WHAT TO WORK ON: Exactly reproduce each entry, leaving out nothing.

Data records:
⁂

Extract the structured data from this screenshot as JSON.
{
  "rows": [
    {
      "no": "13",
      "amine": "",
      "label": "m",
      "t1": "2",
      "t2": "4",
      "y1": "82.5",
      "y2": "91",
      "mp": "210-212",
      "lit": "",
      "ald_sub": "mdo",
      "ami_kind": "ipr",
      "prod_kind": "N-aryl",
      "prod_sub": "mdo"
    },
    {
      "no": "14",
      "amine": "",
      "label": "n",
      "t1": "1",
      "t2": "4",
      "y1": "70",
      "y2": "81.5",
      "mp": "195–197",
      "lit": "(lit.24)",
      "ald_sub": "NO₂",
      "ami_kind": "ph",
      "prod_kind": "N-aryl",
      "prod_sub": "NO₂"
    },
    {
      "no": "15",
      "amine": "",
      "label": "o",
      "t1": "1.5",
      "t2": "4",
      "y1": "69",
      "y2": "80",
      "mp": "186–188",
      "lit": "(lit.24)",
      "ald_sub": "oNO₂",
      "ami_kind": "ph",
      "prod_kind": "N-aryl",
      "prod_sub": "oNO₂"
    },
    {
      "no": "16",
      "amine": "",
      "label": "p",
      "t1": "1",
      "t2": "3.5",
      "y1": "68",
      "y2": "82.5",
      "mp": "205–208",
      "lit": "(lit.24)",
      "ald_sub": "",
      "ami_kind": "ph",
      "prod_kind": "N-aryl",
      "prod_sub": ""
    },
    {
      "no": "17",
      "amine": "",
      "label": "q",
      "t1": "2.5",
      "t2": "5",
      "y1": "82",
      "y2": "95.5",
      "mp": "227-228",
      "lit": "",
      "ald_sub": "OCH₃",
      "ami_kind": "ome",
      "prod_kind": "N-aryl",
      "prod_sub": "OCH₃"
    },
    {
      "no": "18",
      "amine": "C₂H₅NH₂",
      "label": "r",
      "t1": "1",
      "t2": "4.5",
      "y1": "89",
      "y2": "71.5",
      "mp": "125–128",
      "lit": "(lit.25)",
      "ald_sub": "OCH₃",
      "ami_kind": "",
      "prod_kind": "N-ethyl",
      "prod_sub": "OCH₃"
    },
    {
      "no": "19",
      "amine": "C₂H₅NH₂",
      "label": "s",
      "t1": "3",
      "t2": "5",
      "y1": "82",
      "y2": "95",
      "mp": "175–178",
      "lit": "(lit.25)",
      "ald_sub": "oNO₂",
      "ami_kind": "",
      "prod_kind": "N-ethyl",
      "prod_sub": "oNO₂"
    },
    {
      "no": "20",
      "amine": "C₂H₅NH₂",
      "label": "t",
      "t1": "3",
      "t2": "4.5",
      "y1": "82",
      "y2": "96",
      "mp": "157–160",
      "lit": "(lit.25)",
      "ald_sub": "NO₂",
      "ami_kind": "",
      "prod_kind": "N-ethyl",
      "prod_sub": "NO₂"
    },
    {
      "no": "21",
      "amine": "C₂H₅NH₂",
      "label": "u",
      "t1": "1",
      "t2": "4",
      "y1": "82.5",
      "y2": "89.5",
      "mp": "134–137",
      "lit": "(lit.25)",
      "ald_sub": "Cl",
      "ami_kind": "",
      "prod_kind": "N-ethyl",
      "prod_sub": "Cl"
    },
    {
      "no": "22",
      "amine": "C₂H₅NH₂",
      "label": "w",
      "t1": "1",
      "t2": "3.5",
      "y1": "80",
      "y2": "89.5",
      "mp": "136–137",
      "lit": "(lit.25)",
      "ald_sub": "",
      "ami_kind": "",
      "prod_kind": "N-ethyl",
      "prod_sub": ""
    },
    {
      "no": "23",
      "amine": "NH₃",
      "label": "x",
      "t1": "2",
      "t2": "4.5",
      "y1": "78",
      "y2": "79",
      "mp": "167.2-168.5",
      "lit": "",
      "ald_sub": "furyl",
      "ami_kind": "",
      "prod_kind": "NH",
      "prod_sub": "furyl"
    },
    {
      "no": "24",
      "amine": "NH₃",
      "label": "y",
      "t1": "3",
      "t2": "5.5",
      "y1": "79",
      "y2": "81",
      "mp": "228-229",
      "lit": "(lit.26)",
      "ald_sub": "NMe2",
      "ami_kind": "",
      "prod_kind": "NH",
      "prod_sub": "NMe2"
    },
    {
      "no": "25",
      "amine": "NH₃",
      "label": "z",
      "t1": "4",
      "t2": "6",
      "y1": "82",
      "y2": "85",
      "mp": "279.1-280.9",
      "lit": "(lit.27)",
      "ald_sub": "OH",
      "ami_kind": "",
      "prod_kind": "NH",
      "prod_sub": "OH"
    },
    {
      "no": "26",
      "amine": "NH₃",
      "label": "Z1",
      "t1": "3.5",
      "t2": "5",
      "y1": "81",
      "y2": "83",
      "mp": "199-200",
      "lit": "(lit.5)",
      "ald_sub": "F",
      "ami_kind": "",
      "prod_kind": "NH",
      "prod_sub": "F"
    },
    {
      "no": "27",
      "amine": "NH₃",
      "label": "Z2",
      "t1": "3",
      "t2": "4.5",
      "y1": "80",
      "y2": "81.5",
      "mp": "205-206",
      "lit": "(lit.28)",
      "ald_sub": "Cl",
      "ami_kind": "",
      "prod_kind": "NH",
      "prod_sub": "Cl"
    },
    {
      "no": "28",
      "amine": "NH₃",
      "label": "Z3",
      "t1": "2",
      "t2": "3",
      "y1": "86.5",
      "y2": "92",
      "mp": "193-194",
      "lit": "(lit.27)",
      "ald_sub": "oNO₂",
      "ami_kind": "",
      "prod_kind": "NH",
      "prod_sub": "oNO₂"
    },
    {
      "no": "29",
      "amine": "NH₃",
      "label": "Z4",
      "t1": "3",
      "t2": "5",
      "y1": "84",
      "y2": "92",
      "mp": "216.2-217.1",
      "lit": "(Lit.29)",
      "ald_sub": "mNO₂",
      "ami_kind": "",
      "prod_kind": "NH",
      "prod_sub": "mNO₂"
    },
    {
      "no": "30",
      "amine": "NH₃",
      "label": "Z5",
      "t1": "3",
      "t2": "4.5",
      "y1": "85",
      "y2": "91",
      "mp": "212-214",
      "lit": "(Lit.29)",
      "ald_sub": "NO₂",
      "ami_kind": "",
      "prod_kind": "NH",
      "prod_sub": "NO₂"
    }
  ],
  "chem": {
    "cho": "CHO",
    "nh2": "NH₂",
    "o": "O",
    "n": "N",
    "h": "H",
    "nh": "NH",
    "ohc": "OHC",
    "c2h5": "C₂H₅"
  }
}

⁂

EXERCISE OUTPUT:
Extract the structured data from this screenshot as JSON.
{
  "rows": [
    {
      "no": "13",
      "amine": "",
      "label": "m",
      "t1": "2",
      "t2": "4",
      "y1": "82.5",
      "y2": "91",
      "mp": "210-212",
      "lit": "",
      "ald_sub": "mdo",
      "ami_kind": "ipr",
      "prod_kind": "N-aryl",
      "prod_sub": "mdo"
    },
    {
      "no": "14",
      "amine": "",
      "label": "n",
      "t1": "1",
      "t2": "4",
      "y1": "70",
      "y2": "81.5",
      "mp": "195–197",
      "lit": "(lit.24)",
      "ald_sub": "NO₂",
      "ami_kind": "ph",
      "prod_kind": "N-aryl",
      "prod_sub": "NO₂"
    },
    {
      "no": "15",
      "amine": "",
      "label": "o",
      "t1": "1.5",
      "t2": "4",
      "y1": "69",
      "y2": "80",
      "mp": "186–188",
      "lit": "(lit.24)",
      "ald_sub": "oNO₂",
      "ami_kind": "ph",
      "prod_kind": "N-aryl",
      "prod_sub": "oNO₂"
    },
    {
      "no": "16",
      "amine": "",
      "label": "p",
      "t1": "1",
      "t2": "3.5",
      "y1": "68",
      "y2": "82.5",
      "mp": "205–208",
      "lit": "(lit.24)",
      "ald_sub": "",
      "ami_kind": "ph",
      "prod_kind": "N-aryl",
      "prod_sub": ""
    },
    {
      "no": "17",
      "amine": "",
      "label": "q",
      "t1": "2.5",
      "t2": "5",
      "y1": "82",
      "y2": "95.5",
      "mp": "227-228",
      "lit": "",
      "ald_sub": "OCH₃",
      "ami_kind": "ome",
      "prod_kind": "N-aryl",
      "prod_sub": "OCH₃"
    },
    {
      "no": "18",
      "amine": "C₂H₅NH₂",
      "label": "r",
      "t1": "1",
      "t2": "4.5",
      "y1": "89",
      "y2": "71.5",
      "mp": "125–128",
      "lit": "(lit.25)",
      "ald_sub": "OCH₃",
      "ami_kind": "",
      "prod_kind": "N-ethyl",
      "prod_sub": "OCH₃"
    },
    {
      "no": "19",
      "amine": "C₂H₅NH₂",
      "label": "s",
      "t1": "3",
      "t2": "5",
      "y1": "82",
      "y2": "95",
      "mp": "175–178",
      "lit": "(lit.25)",
      "ald_sub": "oNO₂",
      "ami_kind": "",
      "prod_kind": "N-ethyl",
      "prod_sub": "oNO₂"
    },
    {
      "no": "20",
      "amine": "C₂H₅NH₂",
      "label": "t",
      "t1": "3",
      "t2": "4.5",
      "y1": "82",
      "y2": "96",
      "mp": "157–160",
      "lit": "(lit.25)",
      "ald_sub": "NO₂",
      "ami_kind": "",
      "prod_kind": "N-ethyl",
      "prod_sub": "NO₂"
    },
    {
      "no": "21",
      "amine": "C₂H₅NH₂",
      "label": "u",
      "t1": "1",
      "t2": "4",
      "y1": "82.5",
      "y2": "89.5",
      "mp": "134–137",
      "lit": "(lit.25)",
      "ald_sub": "Cl",
      "ami_kind": "",
      "prod_kind": "N-ethyl",
      "prod_sub": "Cl"
    },
    {
      "no": "22",
      "amine": "C₂H₅NH₂",
      "label": "w",
      "t1": "1",
      "t2": "3.5",
      "y1": "80",
      "y2": "89.5",
      "mp": "136–137",
      "lit": "(lit.25)",
      "ald_sub": "",
      "ami_kind": "",
      "prod_kind": "N-ethyl",
      "prod_sub": ""
    },
    {
      "no": "23",
      "amine": "NH₃",
      "label": "x",
      "t1": "2",
      "t2": "4.5",
      "y1": "78",
      "y2": "79",
      "mp": "167.2-168.5",
      "lit": "",
      "ald_sub": "furyl",
      "ami_kind": "",
      "prod_kind": "NH",
      "prod_sub": "furyl"
    },
    {
      "no": "24",
      "amine": "NH₃",
      "label": "y",
      "t1": "3",
      "t2": "5.5",
      "y1": "79",
      "y2": "81",
      "mp": "228-229",
      "lit": "(lit.26)",
      "ald_sub": "NMe2",
      "ami_kind": "",
      "prod_kind": "NH",
      "prod_sub": "NMe2"
    },
    {
      "no": "25",
      "amine": "NH₃",
      "label": "z",
      "t1": "4",
      "t2": "6",
      "y1": "82",
      "y2": "85",
      "mp": "279.1-280.9",
      "lit": "(lit.27)",
      "ald_sub": "OH",
      "ami_kind": "",
      "prod_kind": "NH",
      "prod_sub": "OH"
    },
    {
      "no": "26",
      "amine": "NH₃",
      "label": "Z1",
      "t1": "3.5",
      "t2": "5",
      "y1": "81",
      "y2": "83",
      "mp": "199-200",
      "lit": "(lit.5)",
      "ald_sub": "F",
      "ami_kind": "",
      "prod_kind": "NH",
      "prod_sub": "F"
    },
    {
      "no": "27",
      "amine": "NH₃",
      "label": "Z2",
      "t1": "3",
      "t2": "4.5",
      "y1": "80",
      "y2": "81.5",
      "mp": "205-206",
      "lit": "(lit.28)",
      "ald_sub": "Cl",
      "ami_kind": "",
      "prod_kind": "NH",
      "prod_sub": "Cl"
    },
    {
      "no": "28",
      "amine": "NH₃",
      "label": "Z3",
      "t1": "2",
      "t2": "3",
      "y1": "86.5",
      "y2": "92",
      "mp": "193-194",
      "lit": "(lit.27)",
      "ald_sub": "oNO₂",
      "ami_kind": "",
      "prod_kind": "NH",
      "prod_sub": "oNO₂"
    },
    {
      "no": "29",
      "amine": "NH₃",
      "label": "Z4",
      "t1": "3",
      "t2": "5",
      "y1": "84",
      "y2": "92",
      "mp": "216.2-217.1",
      "lit": "(Lit.29)",
      "ald_sub": "mNO₂",
      "ami_kind": "",
      "prod_kind": "NH",
      "prod_sub": "mNO₂"
    },
    {
      "no": "30",
      "amine": "NH₃",
      "label": "Z5",
      "t1": "3",
      "t2": "4.5",
      "y1": "85",
      "y2": "91",
      "mp": "212-214",
      "lit": "(Lit.29)",
      "ald_sub": "NO₂",
      "ami_kind": "",
      "prod_kind": "NH",
      "prod_sub": "NO₂"
    }
  ],
  "chem": {
    "cho": "CHO",
    "nh2": "NH₂",
    "o": "O",
    "n": "N",
    "h": "H",
    "nh": "NH",
    "ohc": "OHC",
    "c2h5": "C₂H₅"
  }
}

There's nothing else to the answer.